_Exercise task_
Write out every line of the material below word for word, and leave out the pictures.

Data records
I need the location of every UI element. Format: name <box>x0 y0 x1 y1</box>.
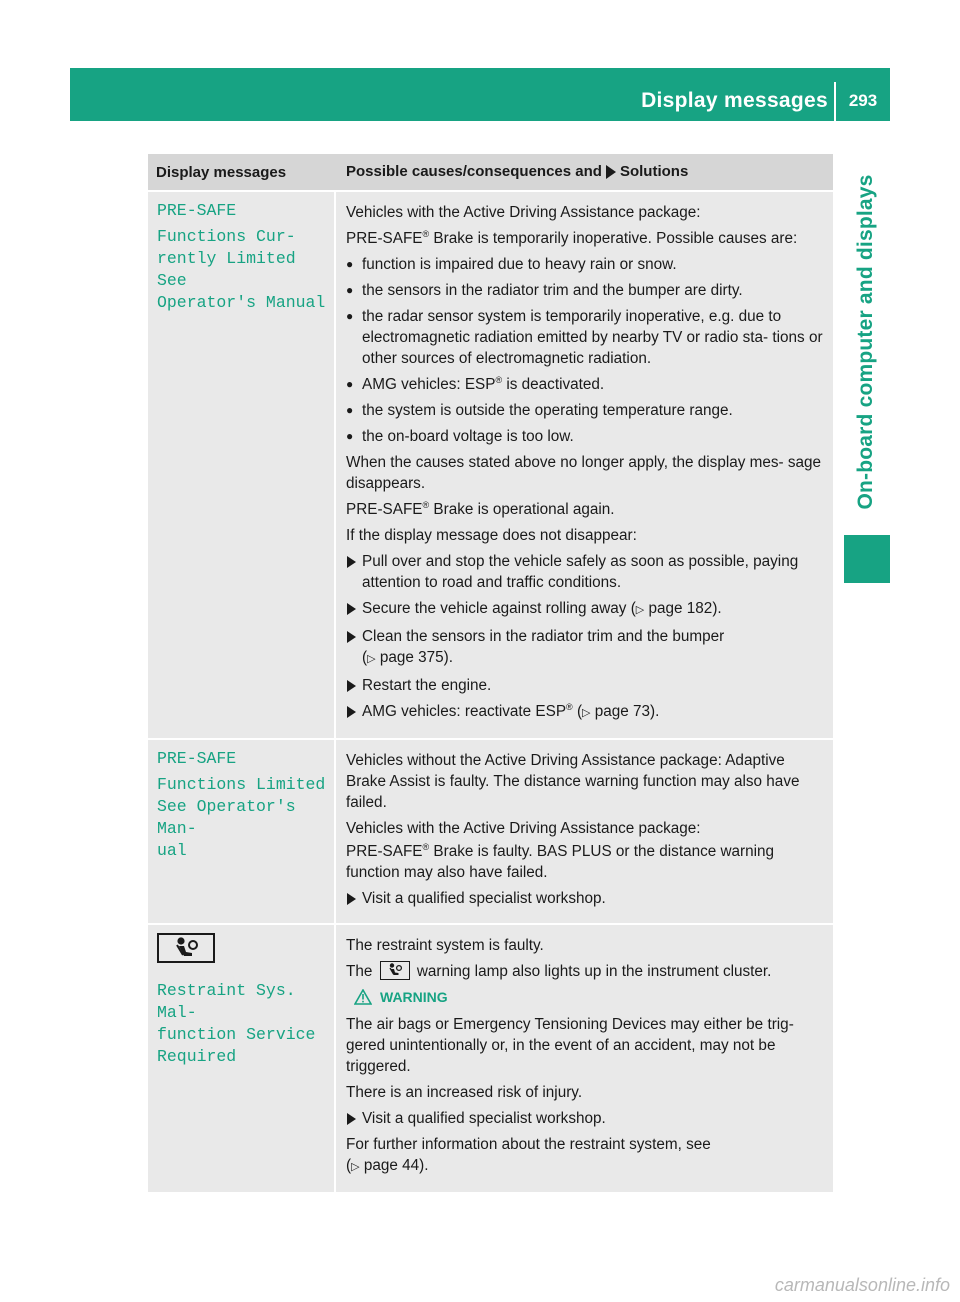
solution-cell <box>336 738 833 923</box>
action-triangle-icon <box>347 893 356 905</box>
warning-triangle-icon <box>354 989 372 1005</box>
page-reference-link[interactable]: page 44). <box>363 1157 429 1174</box>
page-number: 293 <box>848 91 878 110</box>
list-item: ● the sensors in the radiator trim and the bumper are dirty. <box>346 282 743 299</box>
body-text: Vehicles with the Active Driving Assistance package: <box>346 820 701 837</box>
message-cell <box>148 923 336 1192</box>
action-triangle-icon <box>347 631 356 643</box>
display-message-text: PRE-SAFE Functions Limited See Operator's Man‐ ual <box>157 749 326 860</box>
bullet-icon: ● <box>346 309 354 323</box>
body-text: When the causes stated above no longer apply, the display mes‐ sage disappears. <box>346 454 822 492</box>
page-ref-arrow-icon: ▷ <box>351 1161 360 1173</box>
action-triangle-icon <box>347 556 356 568</box>
list-item: ● the radar sensor system is temporarily inoperative, e.g. due to electromagnetic radiation emitted by nearby TV or radio sta‐ tions or other sources of electromagnetic radiation. <box>346 308 823 367</box>
bullet-icon: ● <box>346 283 354 297</box>
action-triangle-icon <box>347 706 356 718</box>
solution-cell <box>336 923 833 1192</box>
action-triangle-icon <box>606 165 616 179</box>
airbag-warning-icon <box>157 933 215 963</box>
action-triangle-icon <box>347 603 356 615</box>
page-reference-link[interactable]: page 182). <box>648 600 722 617</box>
body-text: PRE-SAFE® Brake is faulty. BAS PLUS or the distance warning function may also have failed. <box>346 841 775 881</box>
intro-text: Vehicles with the Active Driving Assistance package: <box>346 204 701 221</box>
bullet-icon: ● <box>346 429 354 443</box>
bullet-icon: ● <box>346 257 354 271</box>
action-step: Clean the sensors in the radiator trim and the bumper (▷ page 375). <box>346 626 826 670</box>
solution-cell <box>336 190 833 738</box>
display-message-text: Restraint Sys. Mal‐ function Service Required <box>157 981 316 1066</box>
message-cell <box>148 190 336 738</box>
list-item: ● the on-board voltage is too low. <box>346 428 574 445</box>
bullet-icon: ● <box>346 403 354 417</box>
page-ref-arrow-icon: ▷ <box>367 653 376 665</box>
body-text: PRE-SAFE® Brake is operational again. <box>346 499 615 518</box>
action-triangle-icon <box>347 680 356 692</box>
body-text: For further information about the restraint system, see (▷ page 44). <box>346 1136 711 1174</box>
display-messages-table <box>148 154 833 1192</box>
section-title: Display messages <box>641 89 828 112</box>
header-divider <box>834 82 836 121</box>
page-header-bar <box>70 68 890 121</box>
body-text: Vehicles without the Active Driving Assistance package: Adaptive Brake Assist is faulty. The distance warning function may also have failed. <box>346 752 800 811</box>
body-text: There is an increased risk of injury. <box>346 1084 583 1101</box>
table-row <box>148 190 833 738</box>
action-step: Visit a qualified specialist workshop. <box>346 888 826 909</box>
table-header-row <box>148 154 833 190</box>
warning-heading: WARNING <box>354 987 826 1008</box>
chapter-marker <box>844 535 890 583</box>
body-text: The restraint system is faulty. <box>346 937 544 954</box>
action-triangle-icon <box>347 1113 356 1125</box>
body-text: The warning lamp also lights up in the instrument cluster. <box>346 963 772 980</box>
page-ref-arrow-icon: ▷ <box>635 604 645 616</box>
action-step: Visit a qualified specialist workshop. <box>346 1108 826 1129</box>
action-step: Pull over and stop the vehicle safely as soon as possible, paying attention to road and traffic conditions. <box>346 551 826 593</box>
page-reference-link[interactable]: page 375). <box>379 649 453 666</box>
airbag-warning-icon <box>380 961 410 980</box>
bullet-icon: ● <box>346 377 354 391</box>
list-item: ● AMG vehicles: ESP® is deactivated. <box>346 374 605 393</box>
message-cell <box>148 738 336 923</box>
action-step: AMG vehicles: reactivate ESP® (▷ page 73). <box>346 701 826 724</box>
list-item: ● function is impaired due to heavy rain or snow. <box>346 256 677 273</box>
table-row <box>148 923 833 1192</box>
column-header-messages: Display messages <box>148 154 336 190</box>
column-header-solutions: Possible causes/consequences and Solutions <box>336 154 833 190</box>
body-text: If the display message does not disappear: <box>346 527 637 544</box>
chapter-label: On-board computer and displays <box>854 174 877 510</box>
footer-watermark: carmanualsonline.info <box>774 1275 950 1295</box>
action-step: Restart the engine. <box>346 675 826 696</box>
action-step: Secure the vehicle against rolling away (▷ page 182). <box>346 598 826 621</box>
display-message-text: PRE-SAFE Functions Cur‐ rently Limited See Operator's Manual <box>157 201 326 312</box>
list-item: ● the system is outside the operating temperature range. <box>346 402 733 419</box>
table-row <box>148 738 833 923</box>
page-reference-link[interactable]: page 73). <box>594 703 660 720</box>
cause-text: PRE-SAFE® Brake is temporarily inoperative. Possible causes are: <box>346 228 798 247</box>
page-ref-arrow-icon: ▷ <box>582 707 591 719</box>
warning-text: The air bags or Emergency Tensioning Devices may either be trig‐ gered unintentionally or, in the event of an accident, may not be triggered. <box>346 1016 794 1075</box>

_Written reply_
I need the location of every UI element. Format: name <box>x0 y0 x1 y1</box>.
solution-cell <box>336 738 833 923</box>
action-triangle-icon <box>347 893 356 905</box>
warning-triangle-icon <box>354 989 372 1005</box>
page-reference-link[interactable]: page 44). <box>363 1157 429 1174</box>
page-number: 293 <box>848 91 878 110</box>
list-item: ● the sensors in the radiator trim and the bumper are dirty. <box>346 282 743 299</box>
body-text: Vehicles with the Active Driving Assistance package: <box>346 820 701 837</box>
message-cell <box>148 923 336 1192</box>
action-triangle-icon <box>347 631 356 643</box>
display-message-text: PRE-SAFE Functions Limited See Operator's Man‐ ual <box>157 749 326 860</box>
bullet-icon: ● <box>346 309 354 323</box>
body-text: When the causes stated above no longer apply, the display mes‐ sage disappears. <box>346 454 822 492</box>
page-ref-arrow-icon: ▷ <box>351 1161 360 1173</box>
action-triangle-icon <box>347 556 356 568</box>
list-item: ● the radar sensor system is temporarily inoperative, e.g. due to electromagnetic radiation emitted by nearby TV or radio sta‐ tions or other sources of electromagnetic radiation. <box>346 308 823 367</box>
bullet-icon: ● <box>346 283 354 297</box>
action-triangle-icon <box>347 706 356 718</box>
solution-cell <box>336 923 833 1192</box>
action-triangle-icon <box>606 165 616 179</box>
airbag-warning-icon <box>157 933 215 963</box>
action-triangle-icon <box>347 603 356 615</box>
page-reference-link[interactable]: page 182). <box>648 600 722 617</box>
body-text: PRE-SAFE® Brake is faulty. BAS PLUS or the distance warning function may also have failed. <box>346 841 775 881</box>
intro-text: Vehicles with the Active Driving Assistance package: <box>346 204 701 221</box>
bullet-icon: ● <box>346 429 354 443</box>
bullet-icon: ● <box>346 257 354 271</box>
action-step: Clean the sensors in the radiator trim and the bumper (▷ page 375). <box>346 626 826 670</box>
solution-cell <box>336 190 833 738</box>
display-message-text: Restraint Sys. Mal‐ function Service Required <box>157 981 316 1066</box>
message-cell <box>148 190 336 738</box>
list-item: ● the on-board voltage is too low. <box>346 428 574 445</box>
bullet-icon: ● <box>346 403 354 417</box>
page-ref-arrow-icon: ▷ <box>367 653 376 665</box>
body-text: PRE-SAFE® Brake is operational again. <box>346 499 615 518</box>
action-triangle-icon <box>347 680 356 692</box>
body-text: For further information about the restraint system, see (▷ page 44). <box>346 1136 711 1174</box>
display-messages-table <box>148 154 833 1192</box>
section-title: Display messages <box>641 89 828 112</box>
header-divider <box>834 82 836 121</box>
page-header-bar <box>70 68 890 121</box>
body-text: Vehicles without the Active Driving Assistance package: Adaptive Brake Assist is faulty. The distance warning function may also have failed. <box>346 752 800 811</box>
body-text: There is an increased risk of injury. <box>346 1084 583 1101</box>
table-row <box>148 190 833 738</box>
action-step: Visit a qualified specialist workshop. <box>346 888 826 909</box>
table-header-row <box>148 154 833 190</box>
warning-heading: WARNING <box>354 987 826 1008</box>
chapter-marker <box>844 535 890 583</box>
body-text: The restraint system is faulty. <box>346 937 544 954</box>
action-triangle-icon <box>347 1113 356 1125</box>
body-text: The warning lamp also lights up in the instrument cluster. <box>346 963 772 980</box>
page-ref-arrow-icon: ▷ <box>635 604 645 616</box>
action-step: Visit a qualified specialist workshop. <box>346 1108 826 1129</box>
action-step: Pull over and stop the vehicle safely as soon as possible, paying attention to road and traffic conditions. <box>346 551 826 593</box>
page-reference-link[interactable]: page 375). <box>379 649 453 666</box>
airbag-warning-icon <box>380 961 410 980</box>
bullet-icon: ● <box>346 377 354 391</box>
list-item: ● AMG vehicles: ESP® is deactivated. <box>346 374 605 393</box>
message-cell <box>148 738 336 923</box>
action-step: AMG vehicles: reactivate ESP® (▷ page 73). <box>346 701 826 724</box>
list-item: ● function is impaired due to heavy rain or snow. <box>346 256 677 273</box>
table-row <box>148 923 833 1192</box>
column-header-messages: Display messages <box>148 154 336 190</box>
column-header-solutions: Possible causes/consequences and Solutions <box>336 154 833 190</box>
body-text: If the display message does not disappear: <box>346 527 637 544</box>
chapter-label: On-board computer and displays <box>854 174 877 510</box>
footer-watermark: carmanualsonline.info <box>774 1275 950 1295</box>
action-step: Restart the engine. <box>346 675 826 696</box>
action-step: Secure the vehicle against rolling away (▷ page 182). <box>346 598 826 621</box>
display-message-text: PRE-SAFE Functions Cur‐ rently Limited See Operator's Manual <box>157 201 326 312</box>
list-item: ● the system is outside the operating temperature range. <box>346 402 733 419</box>
table-row <box>148 738 833 923</box>
page-reference-link[interactable]: page 73). <box>594 703 660 720</box>
cause-text: PRE-SAFE® Brake is temporarily inoperative. Possible causes are: <box>346 228 798 247</box>
page-ref-arrow-icon: ▷ <box>582 707 591 719</box>
warning-text: The air bags or Emergency Tensioning Devices may either be trig‐ gered unintentionally or, in the event of an accident, may not be triggered. <box>346 1016 794 1075</box>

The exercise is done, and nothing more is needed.